Set task
Select all lines in the records that include "квадрата".

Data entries
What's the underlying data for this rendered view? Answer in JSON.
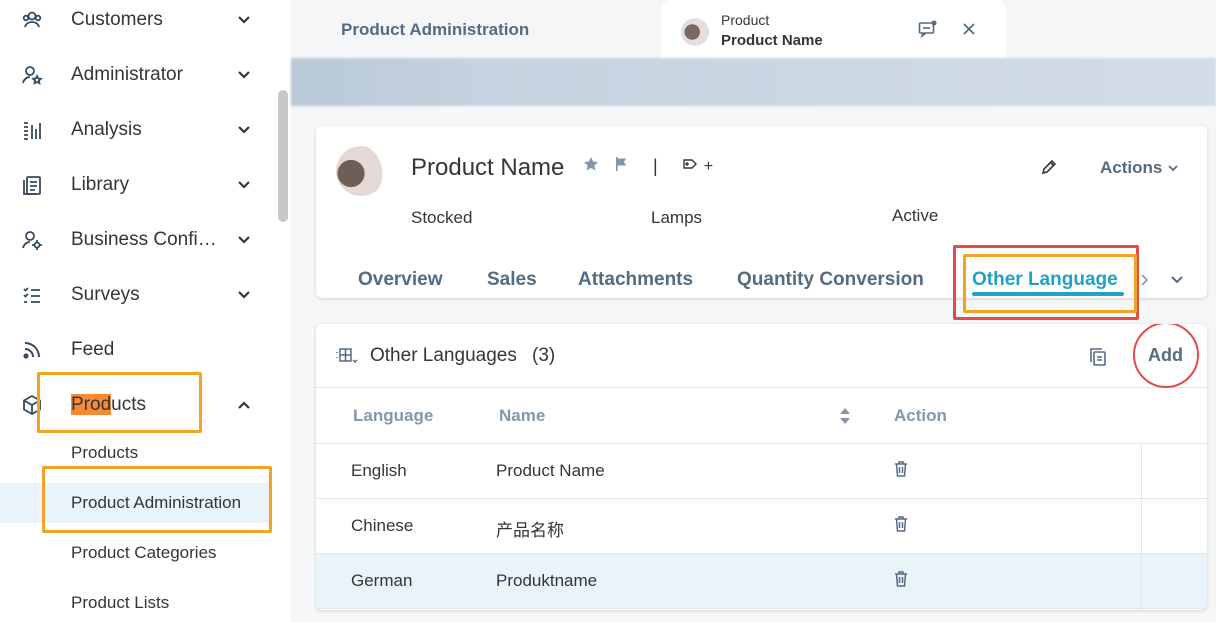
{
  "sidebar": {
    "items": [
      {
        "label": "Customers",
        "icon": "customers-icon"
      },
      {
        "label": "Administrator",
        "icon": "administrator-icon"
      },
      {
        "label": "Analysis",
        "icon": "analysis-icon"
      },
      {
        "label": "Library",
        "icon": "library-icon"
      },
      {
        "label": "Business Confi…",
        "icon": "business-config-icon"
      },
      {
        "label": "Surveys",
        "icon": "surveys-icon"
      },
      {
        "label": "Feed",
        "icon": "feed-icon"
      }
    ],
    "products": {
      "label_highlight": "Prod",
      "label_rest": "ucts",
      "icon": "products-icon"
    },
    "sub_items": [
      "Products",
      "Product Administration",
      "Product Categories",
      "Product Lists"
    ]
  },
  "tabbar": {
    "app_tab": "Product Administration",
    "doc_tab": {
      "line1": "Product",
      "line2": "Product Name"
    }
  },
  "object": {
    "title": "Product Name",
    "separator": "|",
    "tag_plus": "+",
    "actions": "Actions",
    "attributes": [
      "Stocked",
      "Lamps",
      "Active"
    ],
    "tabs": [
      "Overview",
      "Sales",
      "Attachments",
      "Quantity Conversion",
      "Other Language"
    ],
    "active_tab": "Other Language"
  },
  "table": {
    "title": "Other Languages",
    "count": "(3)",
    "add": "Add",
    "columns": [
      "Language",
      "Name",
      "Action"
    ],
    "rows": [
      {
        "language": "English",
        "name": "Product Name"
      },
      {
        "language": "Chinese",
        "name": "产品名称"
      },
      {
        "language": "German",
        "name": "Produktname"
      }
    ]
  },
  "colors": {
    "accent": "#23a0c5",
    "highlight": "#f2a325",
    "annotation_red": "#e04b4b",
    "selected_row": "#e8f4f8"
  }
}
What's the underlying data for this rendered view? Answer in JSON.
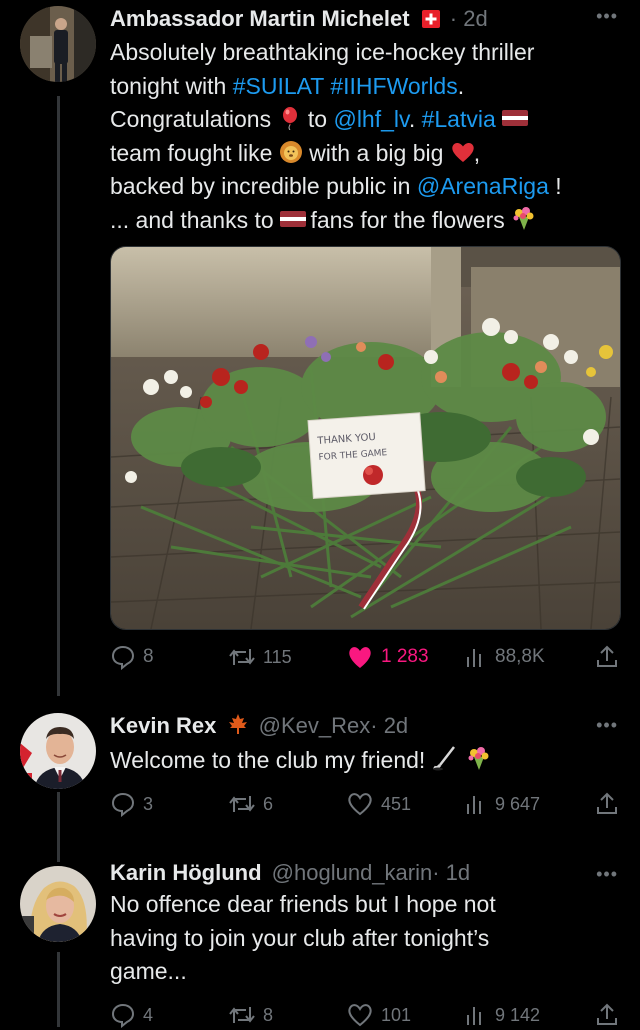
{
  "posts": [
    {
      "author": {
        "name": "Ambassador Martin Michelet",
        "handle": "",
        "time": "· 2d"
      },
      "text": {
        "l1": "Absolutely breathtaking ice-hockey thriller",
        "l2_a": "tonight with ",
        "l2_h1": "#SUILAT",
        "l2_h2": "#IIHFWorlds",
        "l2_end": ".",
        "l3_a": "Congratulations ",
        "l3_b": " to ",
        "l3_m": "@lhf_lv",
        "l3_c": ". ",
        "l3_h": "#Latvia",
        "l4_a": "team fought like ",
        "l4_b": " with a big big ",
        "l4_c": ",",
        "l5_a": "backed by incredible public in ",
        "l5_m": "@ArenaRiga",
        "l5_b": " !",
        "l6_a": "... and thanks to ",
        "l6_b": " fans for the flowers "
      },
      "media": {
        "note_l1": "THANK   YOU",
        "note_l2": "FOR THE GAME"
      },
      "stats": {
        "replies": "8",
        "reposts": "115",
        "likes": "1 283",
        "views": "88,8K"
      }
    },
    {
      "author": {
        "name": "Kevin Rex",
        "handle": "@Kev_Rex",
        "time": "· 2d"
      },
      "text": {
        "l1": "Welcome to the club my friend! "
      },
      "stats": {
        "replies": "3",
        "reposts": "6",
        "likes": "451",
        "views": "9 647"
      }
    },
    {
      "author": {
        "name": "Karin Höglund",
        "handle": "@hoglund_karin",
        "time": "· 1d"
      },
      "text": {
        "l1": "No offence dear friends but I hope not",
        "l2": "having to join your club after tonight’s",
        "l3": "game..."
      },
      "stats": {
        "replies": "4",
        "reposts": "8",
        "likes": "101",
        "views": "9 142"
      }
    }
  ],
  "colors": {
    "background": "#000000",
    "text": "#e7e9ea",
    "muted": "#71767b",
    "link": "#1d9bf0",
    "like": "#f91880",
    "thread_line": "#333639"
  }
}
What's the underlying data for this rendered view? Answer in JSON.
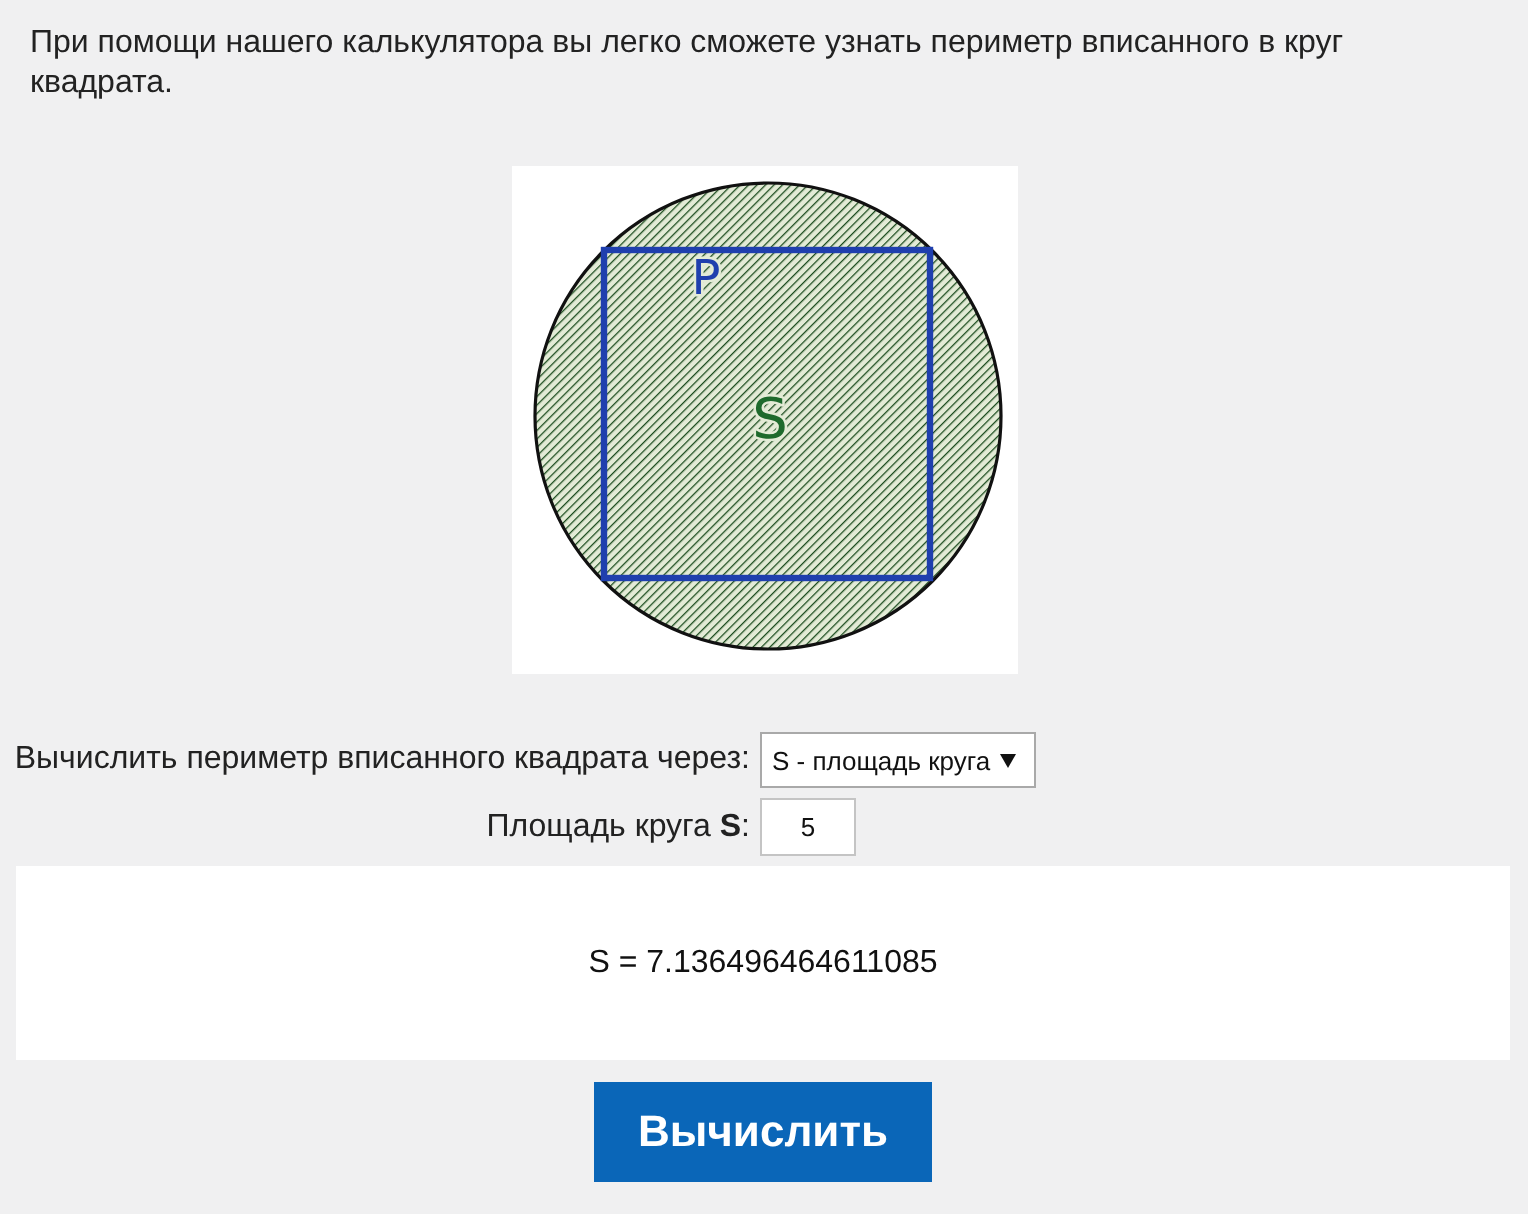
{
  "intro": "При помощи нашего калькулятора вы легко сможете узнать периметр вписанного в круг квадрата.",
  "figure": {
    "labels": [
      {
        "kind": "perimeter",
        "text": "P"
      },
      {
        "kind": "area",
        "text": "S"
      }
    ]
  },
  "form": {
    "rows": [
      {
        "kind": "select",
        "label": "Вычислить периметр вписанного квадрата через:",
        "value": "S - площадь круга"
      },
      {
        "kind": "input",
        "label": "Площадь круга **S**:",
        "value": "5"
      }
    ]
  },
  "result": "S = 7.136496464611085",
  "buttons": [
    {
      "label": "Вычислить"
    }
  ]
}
--
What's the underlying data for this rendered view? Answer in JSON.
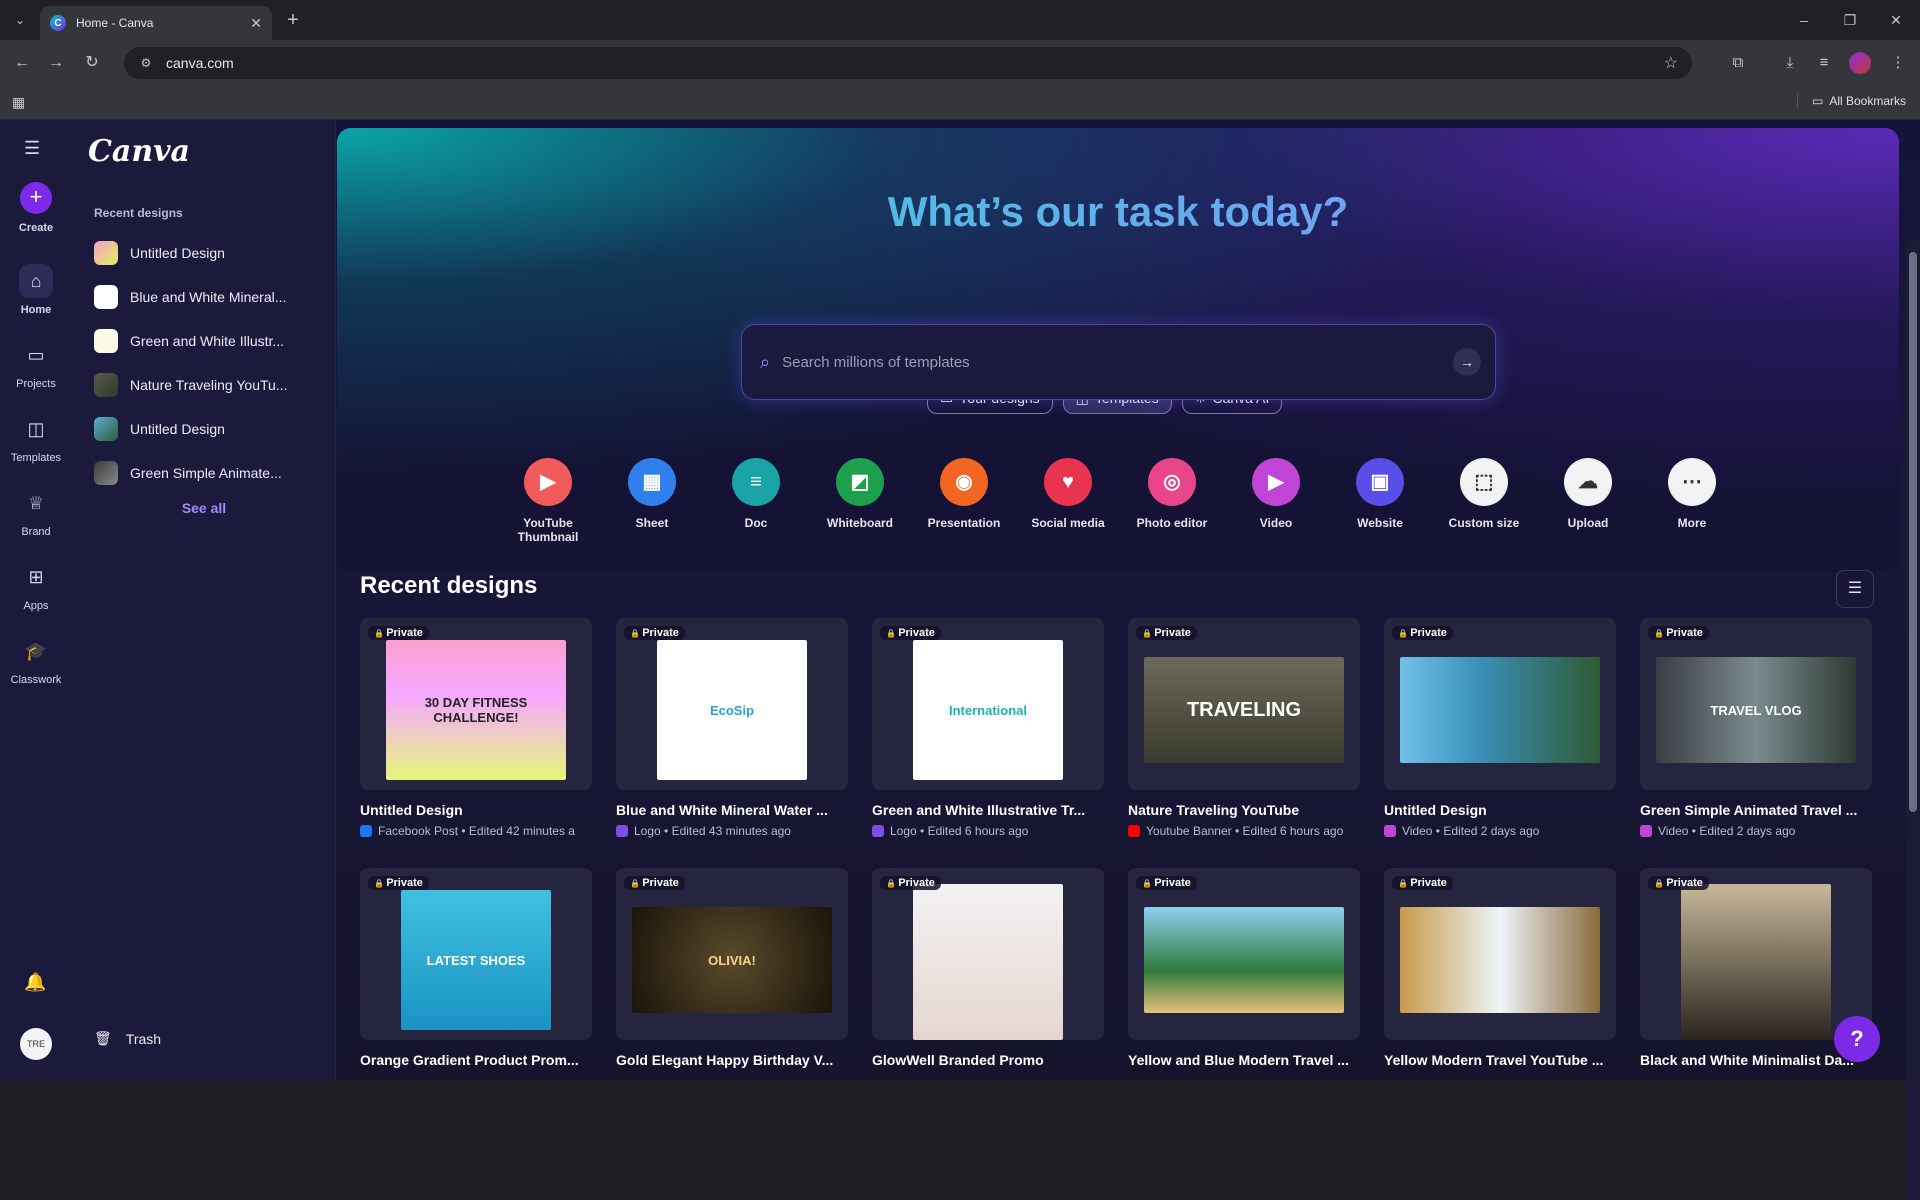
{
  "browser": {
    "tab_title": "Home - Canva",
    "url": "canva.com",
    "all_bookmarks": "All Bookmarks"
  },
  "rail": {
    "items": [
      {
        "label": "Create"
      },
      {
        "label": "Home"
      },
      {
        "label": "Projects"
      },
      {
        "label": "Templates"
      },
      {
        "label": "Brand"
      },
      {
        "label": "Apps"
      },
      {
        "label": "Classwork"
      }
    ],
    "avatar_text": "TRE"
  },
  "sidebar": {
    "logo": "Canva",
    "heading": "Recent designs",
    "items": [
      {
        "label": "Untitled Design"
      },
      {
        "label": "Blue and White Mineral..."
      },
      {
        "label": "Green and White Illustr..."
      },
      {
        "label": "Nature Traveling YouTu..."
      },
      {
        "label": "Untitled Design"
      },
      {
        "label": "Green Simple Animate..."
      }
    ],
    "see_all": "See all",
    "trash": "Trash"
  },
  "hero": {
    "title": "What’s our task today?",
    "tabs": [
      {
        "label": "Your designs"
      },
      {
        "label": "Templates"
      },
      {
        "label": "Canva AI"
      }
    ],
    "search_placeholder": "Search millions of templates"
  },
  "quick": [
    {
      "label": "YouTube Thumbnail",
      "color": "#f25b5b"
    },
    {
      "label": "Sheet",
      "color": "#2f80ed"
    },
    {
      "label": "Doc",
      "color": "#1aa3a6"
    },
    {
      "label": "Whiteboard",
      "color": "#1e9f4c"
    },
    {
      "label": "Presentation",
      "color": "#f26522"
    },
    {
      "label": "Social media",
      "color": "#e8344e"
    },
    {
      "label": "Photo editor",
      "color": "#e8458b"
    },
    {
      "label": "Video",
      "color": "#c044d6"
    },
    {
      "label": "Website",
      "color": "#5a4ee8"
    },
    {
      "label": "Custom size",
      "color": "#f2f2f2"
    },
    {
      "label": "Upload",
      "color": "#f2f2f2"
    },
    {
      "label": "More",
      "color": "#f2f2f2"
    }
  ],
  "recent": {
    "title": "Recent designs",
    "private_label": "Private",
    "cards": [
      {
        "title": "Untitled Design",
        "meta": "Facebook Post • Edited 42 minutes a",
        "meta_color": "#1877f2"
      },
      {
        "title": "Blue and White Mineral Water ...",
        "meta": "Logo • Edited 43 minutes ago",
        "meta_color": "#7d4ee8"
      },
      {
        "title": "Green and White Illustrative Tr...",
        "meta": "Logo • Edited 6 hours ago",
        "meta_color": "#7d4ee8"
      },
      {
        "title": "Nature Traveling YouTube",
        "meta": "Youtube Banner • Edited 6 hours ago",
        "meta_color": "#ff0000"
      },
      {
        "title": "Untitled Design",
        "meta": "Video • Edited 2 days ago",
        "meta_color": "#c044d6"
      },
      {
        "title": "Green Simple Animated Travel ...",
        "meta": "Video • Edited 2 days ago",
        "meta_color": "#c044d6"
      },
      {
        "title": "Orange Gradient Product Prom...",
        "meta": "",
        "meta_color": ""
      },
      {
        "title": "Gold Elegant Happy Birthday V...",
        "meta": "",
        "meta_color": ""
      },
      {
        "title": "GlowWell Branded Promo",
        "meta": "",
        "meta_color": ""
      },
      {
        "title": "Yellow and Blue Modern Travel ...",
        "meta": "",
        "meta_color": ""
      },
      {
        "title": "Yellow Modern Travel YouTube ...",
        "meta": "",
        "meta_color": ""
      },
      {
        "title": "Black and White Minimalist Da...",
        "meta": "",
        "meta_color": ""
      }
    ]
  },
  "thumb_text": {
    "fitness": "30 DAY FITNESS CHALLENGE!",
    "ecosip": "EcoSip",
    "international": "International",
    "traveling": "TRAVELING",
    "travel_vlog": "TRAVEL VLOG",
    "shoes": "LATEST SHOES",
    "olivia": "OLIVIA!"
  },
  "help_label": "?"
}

Task output
  "intro": "При помощи нашего калькулятора вы легко сможете узнать периметр вписанного в круг квадрата.",
        "label": "Вычислить периметр вписанного квадрата через:",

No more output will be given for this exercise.